>>>>>
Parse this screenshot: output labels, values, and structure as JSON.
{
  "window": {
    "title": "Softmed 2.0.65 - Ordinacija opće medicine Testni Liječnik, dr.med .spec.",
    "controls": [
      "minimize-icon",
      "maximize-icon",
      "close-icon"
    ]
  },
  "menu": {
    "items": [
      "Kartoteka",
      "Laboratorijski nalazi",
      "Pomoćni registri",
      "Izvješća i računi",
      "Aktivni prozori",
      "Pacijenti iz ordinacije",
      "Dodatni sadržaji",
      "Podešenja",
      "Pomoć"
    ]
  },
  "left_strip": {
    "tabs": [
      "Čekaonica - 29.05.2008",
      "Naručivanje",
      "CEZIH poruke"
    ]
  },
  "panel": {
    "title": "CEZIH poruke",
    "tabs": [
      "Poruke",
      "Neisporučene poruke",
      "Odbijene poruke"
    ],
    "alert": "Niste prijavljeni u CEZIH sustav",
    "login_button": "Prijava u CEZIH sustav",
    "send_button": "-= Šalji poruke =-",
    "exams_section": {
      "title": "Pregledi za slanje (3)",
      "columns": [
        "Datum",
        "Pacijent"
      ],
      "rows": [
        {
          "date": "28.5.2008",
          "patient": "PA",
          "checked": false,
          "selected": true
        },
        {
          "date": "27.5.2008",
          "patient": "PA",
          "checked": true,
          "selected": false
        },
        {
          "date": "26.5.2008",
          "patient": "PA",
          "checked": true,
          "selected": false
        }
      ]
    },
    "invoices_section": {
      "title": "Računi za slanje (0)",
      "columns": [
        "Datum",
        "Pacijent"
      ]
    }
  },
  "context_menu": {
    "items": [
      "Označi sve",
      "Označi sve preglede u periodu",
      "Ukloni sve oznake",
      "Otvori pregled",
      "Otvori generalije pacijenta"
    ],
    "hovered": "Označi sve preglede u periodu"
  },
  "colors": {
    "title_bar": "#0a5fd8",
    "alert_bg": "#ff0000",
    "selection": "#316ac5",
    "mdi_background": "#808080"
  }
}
<<<<<
## [Set problem]
All of the lines above must be returned exactly.

## [Exercise response]
Parse this screenshot: output labels, values, and structure as JSON.
{
  "window": {
    "title": "Softmed 2.0.65 - Ordinacija opće medicine Testni Liječnik, dr.med .spec.",
    "controls": [
      "minimize-icon",
      "maximize-icon",
      "close-icon"
    ]
  },
  "menu": {
    "items": [
      "Kartoteka",
      "Laboratorijski nalazi",
      "Pomoćni registri",
      "Izvješća i računi",
      "Aktivni prozori",
      "Pacijenti iz ordinacije",
      "Dodatni sadržaji",
      "Podešenja",
      "Pomoć"
    ]
  },
  "left_strip": {
    "tabs": [
      "Čekaonica - 29.05.2008",
      "Naručivanje",
      "CEZIH poruke"
    ]
  },
  "panel": {
    "title": "CEZIH poruke",
    "tabs": [
      "Poruke",
      "Neisporučene poruke",
      "Odbijene poruke"
    ],
    "alert": "Niste prijavljeni u CEZIH sustav",
    "login_button": "Prijava u CEZIH sustav",
    "send_button": "-= Šalji poruke =-",
    "exams_section": {
      "title": "Pregledi za slanje (3)",
      "columns": [
        "Datum",
        "Pacijent"
      ],
      "rows": [
        {
          "date": "28.5.2008",
          "patient": "PA",
          "checked": false,
          "selected": true
        },
        {
          "date": "27.5.2008",
          "patient": "PA",
          "checked": true,
          "selected": false
        },
        {
          "date": "26.5.2008",
          "patient": "PA",
          "checked": true,
          "selected": false
        }
      ]
    },
    "invoices_section": {
      "title": "Računi za slanje (0)",
      "columns": [
        "Datum",
        "Pacijent"
      ]
    }
  },
  "context_menu": {
    "items": [
      "Označi sve",
      "Označi sve preglede u periodu",
      "Ukloni sve oznake",
      "Otvori pregled",
      "Otvori generalije pacijenta"
    ],
    "hovered": "Označi sve preglede u periodu"
  },
  "colors": {
    "title_bar": "#0a5fd8",
    "alert_bg": "#ff0000",
    "selection": "#316ac5",
    "mdi_background": "#808080"
  }
}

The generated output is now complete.